### Material
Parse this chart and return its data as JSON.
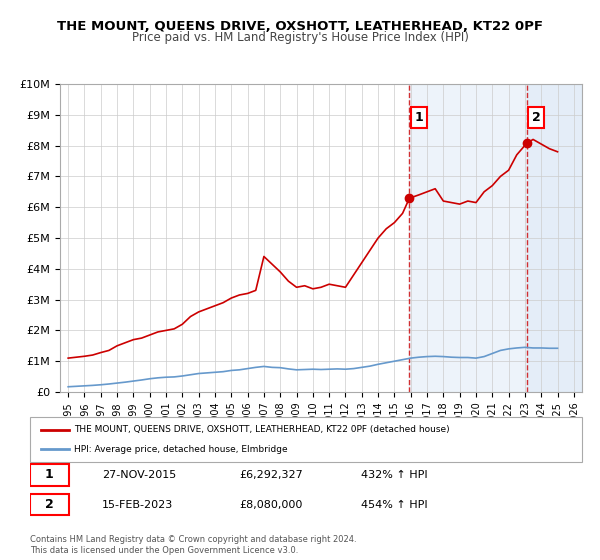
{
  "title": "THE MOUNT, QUEENS DRIVE, OXSHOTT, LEATHERHEAD, KT22 0PF",
  "subtitle": "Price paid vs. HM Land Registry's House Price Index (HPI)",
  "title_fontsize": 11,
  "subtitle_fontsize": 9,
  "background_color": "#ffffff",
  "plot_bg_color": "#ffffff",
  "grid_color": "#cccccc",
  "shade_color": "#dce9f7",
  "xlim": [
    1994.5,
    2026.5
  ],
  "ylim": [
    0,
    10000000
  ],
  "yticks": [
    0,
    1000000,
    2000000,
    3000000,
    4000000,
    5000000,
    6000000,
    7000000,
    8000000,
    9000000,
    10000000
  ],
  "ytick_labels": [
    "£0",
    "£1M",
    "£2M",
    "£3M",
    "£4M",
    "£5M",
    "£6M",
    "£7M",
    "£8M",
    "£9M",
    "£10M"
  ],
  "xticks": [
    1995,
    1996,
    1997,
    1998,
    1999,
    2000,
    2001,
    2002,
    2003,
    2004,
    2005,
    2006,
    2007,
    2008,
    2009,
    2010,
    2011,
    2012,
    2013,
    2014,
    2015,
    2016,
    2017,
    2018,
    2019,
    2020,
    2021,
    2022,
    2023,
    2024,
    2025,
    2026
  ],
  "sale1_x": 2015.92,
  "sale1_y": 6292327,
  "sale1_label": "1",
  "sale1_date": "27-NOV-2015",
  "sale1_price": "£6,292,327",
  "sale1_hpi": "432% ↑ HPI",
  "sale2_x": 2023.12,
  "sale2_y": 8080000,
  "sale2_label": "2",
  "sale2_date": "15-FEB-2023",
  "sale2_price": "£8,080,000",
  "sale2_hpi": "454% ↑ HPI",
  "red_line_color": "#cc0000",
  "blue_line_color": "#6699cc",
  "legend_label_red": "THE MOUNT, QUEENS DRIVE, OXSHOTT, LEATHERHEAD, KT22 0PF (detached house)",
  "legend_label_blue": "HPI: Average price, detached house, Elmbridge",
  "footer_line1": "Contains HM Land Registry data © Crown copyright and database right 2024.",
  "footer_line2": "This data is licensed under the Open Government Licence v3.0.",
  "red_x": [
    1995.0,
    1995.5,
    1996.0,
    1996.5,
    1997.0,
    1997.5,
    1998.0,
    1998.5,
    1999.0,
    1999.5,
    2000.0,
    2000.5,
    2001.0,
    2001.5,
    2002.0,
    2002.5,
    2003.0,
    2003.5,
    2004.0,
    2004.5,
    2005.0,
    2005.5,
    2006.0,
    2006.5,
    2007.0,
    2007.5,
    2008.0,
    2008.5,
    2009.0,
    2009.5,
    2010.0,
    2010.5,
    2011.0,
    2011.5,
    2012.0,
    2012.5,
    2013.0,
    2013.5,
    2014.0,
    2014.5,
    2015.0,
    2015.5,
    2015.92,
    2016.5,
    2017.0,
    2017.5,
    2018.0,
    2018.5,
    2019.0,
    2019.5,
    2020.0,
    2020.5,
    2021.0,
    2021.5,
    2022.0,
    2022.5,
    2023.12,
    2023.5,
    2024.0,
    2024.5,
    2025.0
  ],
  "red_y": [
    1100000,
    1130000,
    1160000,
    1200000,
    1280000,
    1350000,
    1500000,
    1600000,
    1700000,
    1750000,
    1850000,
    1950000,
    2000000,
    2050000,
    2200000,
    2450000,
    2600000,
    2700000,
    2800000,
    2900000,
    3050000,
    3150000,
    3200000,
    3300000,
    4400000,
    4150000,
    3900000,
    3600000,
    3400000,
    3450000,
    3350000,
    3400000,
    3500000,
    3450000,
    3400000,
    3800000,
    4200000,
    4600000,
    5000000,
    5300000,
    5500000,
    5800000,
    6292327,
    6400000,
    6500000,
    6600000,
    6200000,
    6150000,
    6100000,
    6200000,
    6150000,
    6500000,
    6700000,
    7000000,
    7200000,
    7700000,
    8080000,
    8200000,
    8050000,
    7900000,
    7800000
  ],
  "blue_x": [
    1995.0,
    1995.5,
    1996.0,
    1996.5,
    1997.0,
    1997.5,
    1998.0,
    1998.5,
    1999.0,
    1999.5,
    2000.0,
    2000.5,
    2001.0,
    2001.5,
    2002.0,
    2002.5,
    2003.0,
    2003.5,
    2004.0,
    2004.5,
    2005.0,
    2005.5,
    2006.0,
    2006.5,
    2007.0,
    2007.5,
    2008.0,
    2008.5,
    2009.0,
    2009.5,
    2010.0,
    2010.5,
    2011.0,
    2011.5,
    2012.0,
    2012.5,
    2013.0,
    2013.5,
    2014.0,
    2014.5,
    2015.0,
    2015.5,
    2016.0,
    2016.5,
    2017.0,
    2017.5,
    2018.0,
    2018.5,
    2019.0,
    2019.5,
    2020.0,
    2020.5,
    2021.0,
    2021.5,
    2022.0,
    2022.5,
    2023.0,
    2023.5,
    2024.0,
    2024.5,
    2025.0
  ],
  "blue_y": [
    170000,
    185000,
    200000,
    215000,
    235000,
    260000,
    290000,
    320000,
    355000,
    390000,
    430000,
    460000,
    480000,
    490000,
    520000,
    560000,
    600000,
    620000,
    640000,
    660000,
    700000,
    720000,
    760000,
    800000,
    830000,
    800000,
    790000,
    750000,
    720000,
    730000,
    740000,
    730000,
    740000,
    750000,
    740000,
    760000,
    800000,
    840000,
    900000,
    950000,
    1000000,
    1050000,
    1100000,
    1130000,
    1150000,
    1160000,
    1150000,
    1130000,
    1120000,
    1120000,
    1100000,
    1150000,
    1250000,
    1350000,
    1400000,
    1430000,
    1450000,
    1430000,
    1430000,
    1420000,
    1420000
  ]
}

### Given problem
Scan the material above. Extract every line in which the word "LEATHERHEAD" occurs.

### Result for this task
  "title": "THE MOUNT, QUEENS DRIVE, OXSHOTT, LEATHERHEAD, KT22 0PF",
  "legend_label_red": "THE MOUNT, QUEENS DRIVE, OXSHOTT, LEATHERHEAD, KT22 0PF (detached house)",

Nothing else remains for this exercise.